Stated goal:
Write the data out again, character for character, with no images.

Data rows:
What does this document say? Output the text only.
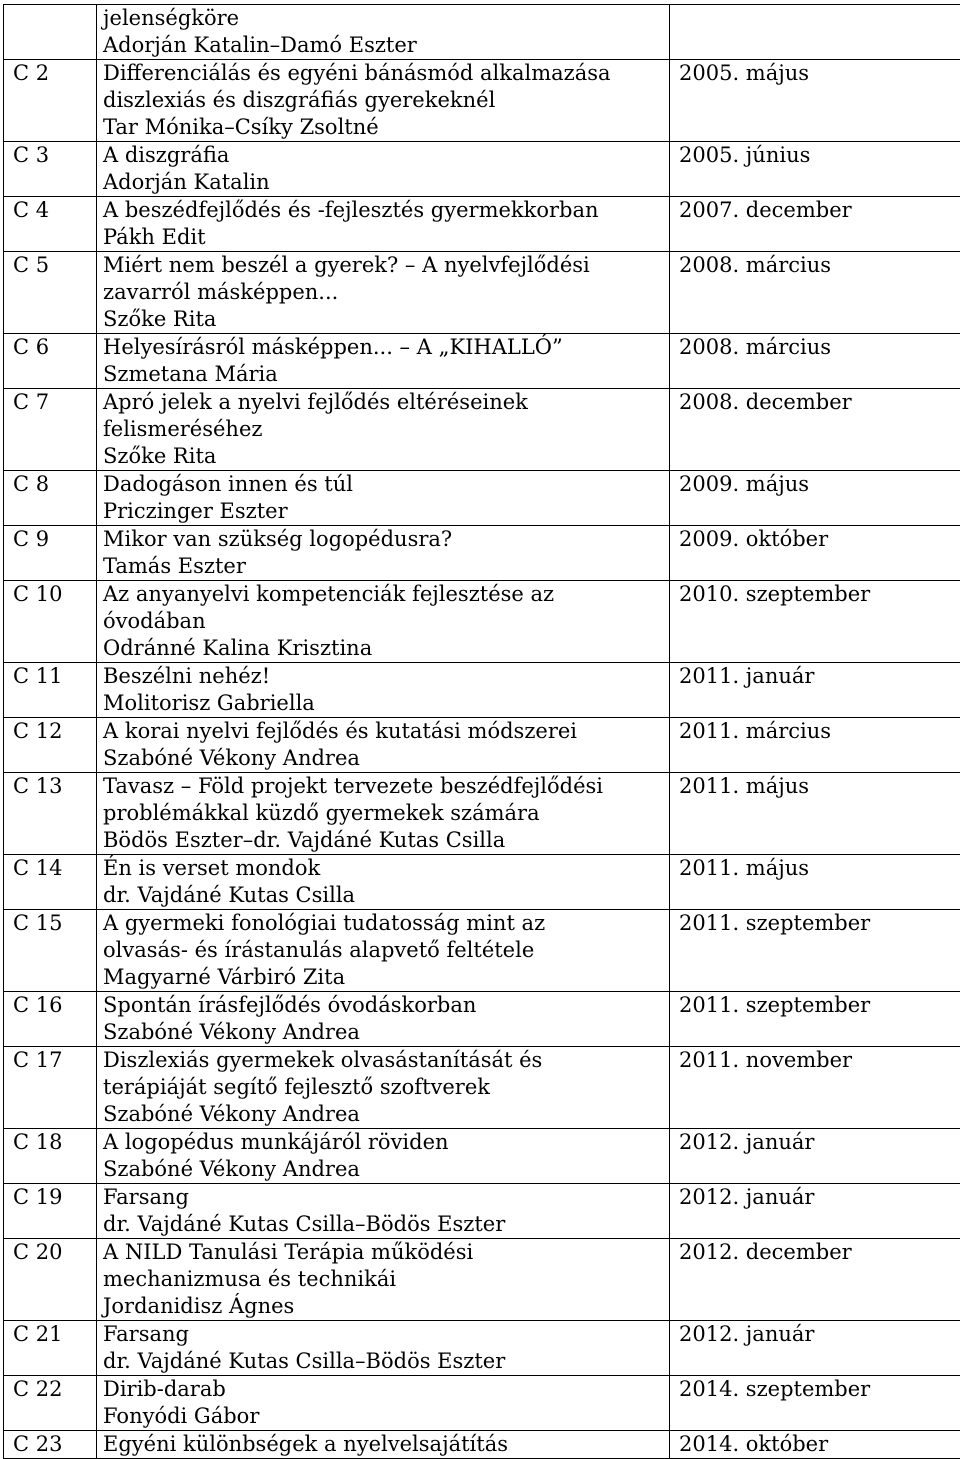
	jelenségköre
Adorján Katalin–Damó Eszter	

C 2	Differenciálás és egyéni bánásmód alkalmazása
diszlexiás és diszgráfiás gyerekeknél
Tar Mónika–Csíky Zsoltné	2005. május

C 3	A diszgráfia
Adorján Katalin	2005. június

C 4	A beszédfejlődés és -fejlesztés gyermekkorban
Pákh Edit	2007. december

C 5	Miért nem beszél a gyerek? – A nyelvfejlődési
zavarról másképpen...
Szőke Rita	2008. március

C 6	Helyesírásról másképpen... – A „KIHALLÓ”
Szmetana Mária	2008. március

C 7	Apró jelek a nyelvi fejlődés eltéréseinek
felismeréséhez
Szőke Rita	2008. december

C 8	Dadogáson innen és túl
Priczinger Eszter	2009. május

C 9	Mikor van szükség logopédusra?
Tamás Eszter	2009. október

C 10	Az anyanyelvi kompetenciák fejlesztése az
óvodában
Odránné Kalina Krisztina	2010. szeptember

C 11	Beszélni nehéz!
Molitorisz Gabriella	2011. január

C 12	A korai nyelvi fejlődés és kutatási módszerei
Szabóné Vékony Andrea	2011. március

C 13	Tavasz – Föld projekt tervezete beszédfejlődési
problémákkal küzdő gyermekek számára
Bödös Eszter–dr. Vajdáné Kutas Csilla	2011. május

C 14	Én is verset mondok
dr. Vajdáné Kutas Csilla	2011. május

C 15	A gyermeki fonológiai tudatosság mint az
olvasás- és írástanulás alapvető feltétele
Magyarné Várbiró Zita	2011. szeptember

C 16	Spontán írásfejlődés óvodáskorban
Szabóné Vékony Andrea	2011. szeptember

C 17	Diszlexiás gyermekek olvasástanítását és
terápiáját segítő fejlesztő szoftverek
Szabóné Vékony Andrea	2011. november

C 18	A logopédus munkájáról röviden
Szabóné Vékony Andrea	2012. január

C 19	Farsang
dr. Vajdáné Kutas Csilla–Bödös Eszter	2012. január

C 20	A NILD Tanulási Terápia működési
mechanizmusa és technikái
Jordanidisz Ágnes	2012. december

C 21	Farsang
dr. Vajdáné Kutas Csilla–Bödös Eszter	2012. január

C 22	Dirib-darab
Fonyódi Gábor	2014. szeptember

C 23	Egyéni különbségek a nyelvelsajátítás	2014. október
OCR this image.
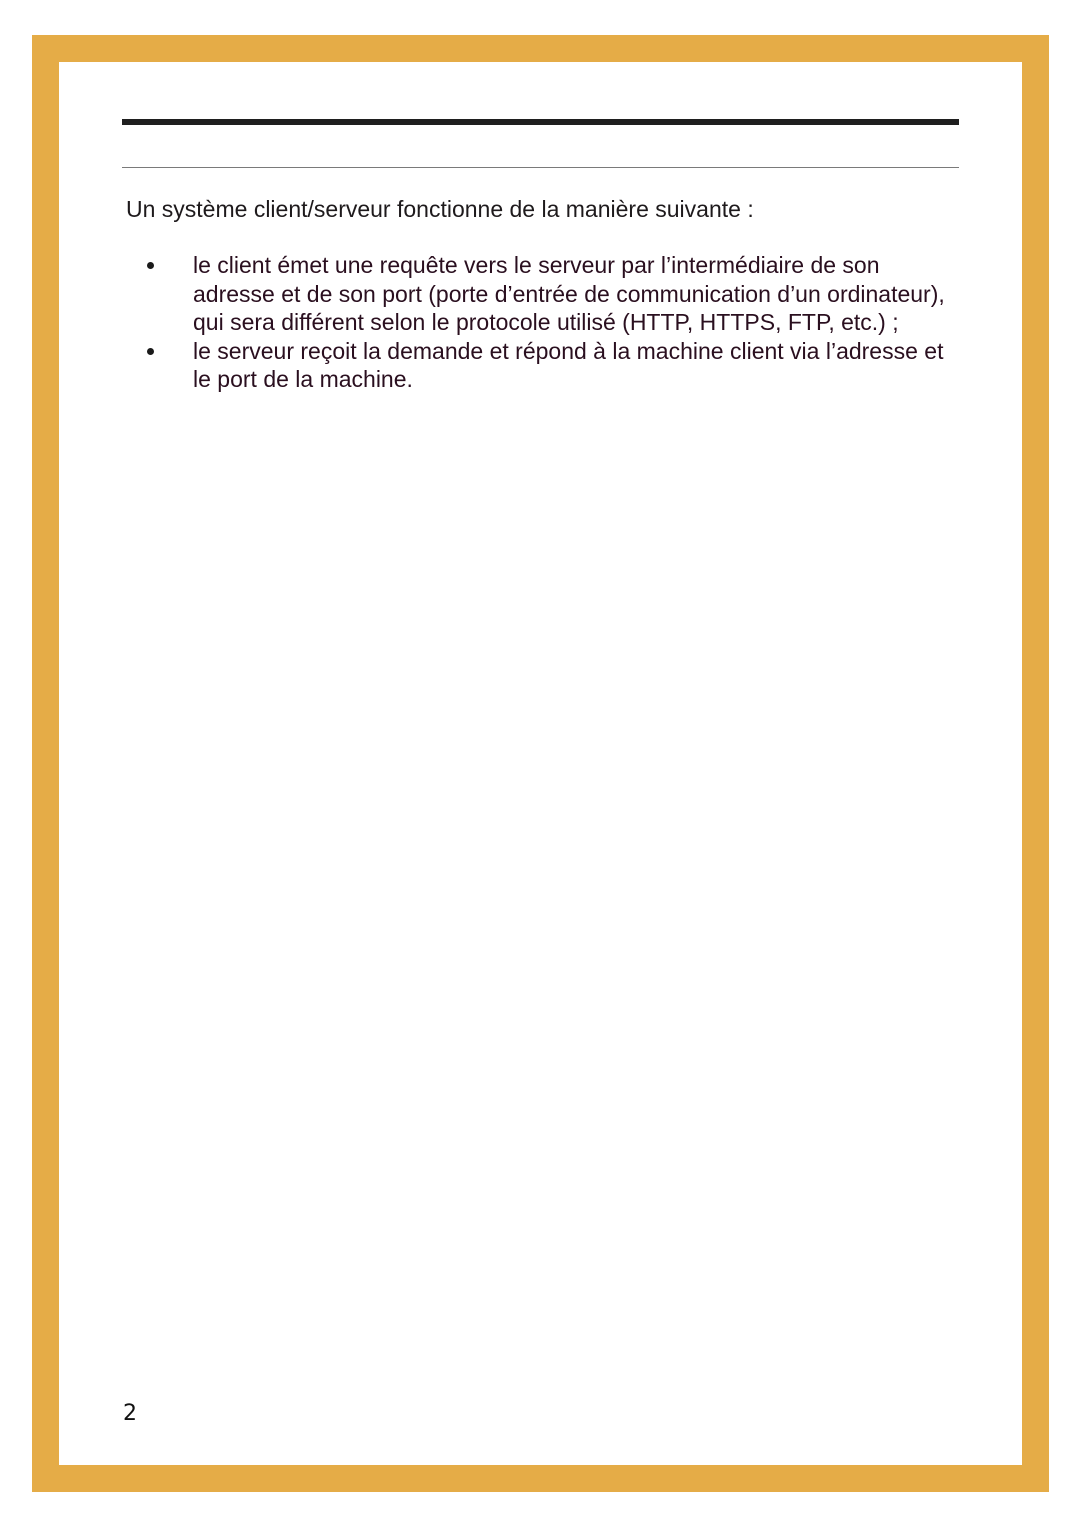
Un système client/serveur fonctionne de la manière suivante :

le client émet une requête vers le serveur par l’intermédiaire de son adresse et de son port (porte d’entrée de communication d’un ordinateur), qui sera différent selon le protocole utilisé (HTTP, HTTPS, FTP, etc.) ;
le serveur reçoit la demande et répond à la machine client via l’adresse et le port de la machine.
2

Output for this task:
What does this document say? Output the text only.
	jelenségköre
Adorján Katalin–Damó Eszter	

C 2	Differenciálás és egyéni bánásmód alkalmazása
diszlexiás és diszgráfiás gyerekeknél
Tar Mónika–Csíky Zsoltné	2005. május

C 3	A diszgráfia
Adorján Katalin	2005. június

C 4	A beszédfejlődés és -fejlesztés gyermekkorban
Pákh Edit	2007. december

C 5	Miért nem beszél a gyerek? – A nyelvfejlődési
zavarról másképpen...
Szőke Rita	2008. március

C 6	Helyesírásról másképpen... – A „KIHALLÓ”
Szmetana Mária	2008. március

C 7	Apró jelek a nyelvi fejlődés eltéréseinek
felismeréséhez
Szőke Rita	2008. december

C 8	Dadogáson innen és túl
Priczinger Eszter	2009. május

C 9	Mikor van szükség logopédusra?
Tamás Eszter	2009. október

C 10	Az anyanyelvi kompetenciák fejlesztése az
óvodában
Odránné Kalina Krisztina	2010. szeptember

C 11	Beszélni nehéz!
Molitorisz Gabriella	2011. január

C 12	A korai nyelvi fejlődés és kutatási módszerei
Szabóné Vékony Andrea	2011. március

C 13	Tavasz – Föld projekt tervezete beszédfejlődési
problémákkal küzdő gyermekek számára
Bödös Eszter–dr. Vajdáné Kutas Csilla	2011. május

C 14	Én is verset mondok
dr. Vajdáné Kutas Csilla	2011. május

C 15	A gyermeki fonológiai tudatosság mint az
olvasás- és írástanulás alapvető feltétele
Magyarné Várbiró Zita	2011. szeptember

C 16	Spontán írásfejlődés óvodáskorban
Szabóné Vékony Andrea	2011. szeptember

C 17	Diszlexiás gyermekek olvasástanítását és
terápiáját segítő fejlesztő szoftverek
Szabóné Vékony Andrea	2011. november

C 18	A logopédus munkájáról röviden
Szabóné Vékony Andrea	2012. január

C 19	Farsang
dr. Vajdáné Kutas Csilla–Bödös Eszter	2012. január

C 20	A NILD Tanulási Terápia működési
mechanizmusa és technikái
Jordanidisz Ágnes	2012. december

C 21	Farsang
dr. Vajdáné Kutas Csilla–Bödös Eszter	2012. január

C 22	Dirib-darab
Fonyódi Gábor	2014. szeptember

C 23	Egyéni különbségek a nyelvelsajátítás	2014. október
OCR this image.
Un système client/serveur fonctionne de la manière suivante :

le client émet une requête vers le serveur par l’intermédiaire de son adresse et de son port (porte d’entrée de communication d’un ordinateur), qui sera différent selon le protocole utilisé (HTTP, HTTPS, FTP, etc.) ;
le serveur reçoit la demande et répond à la machine client via l’adresse et le port de la machine.
2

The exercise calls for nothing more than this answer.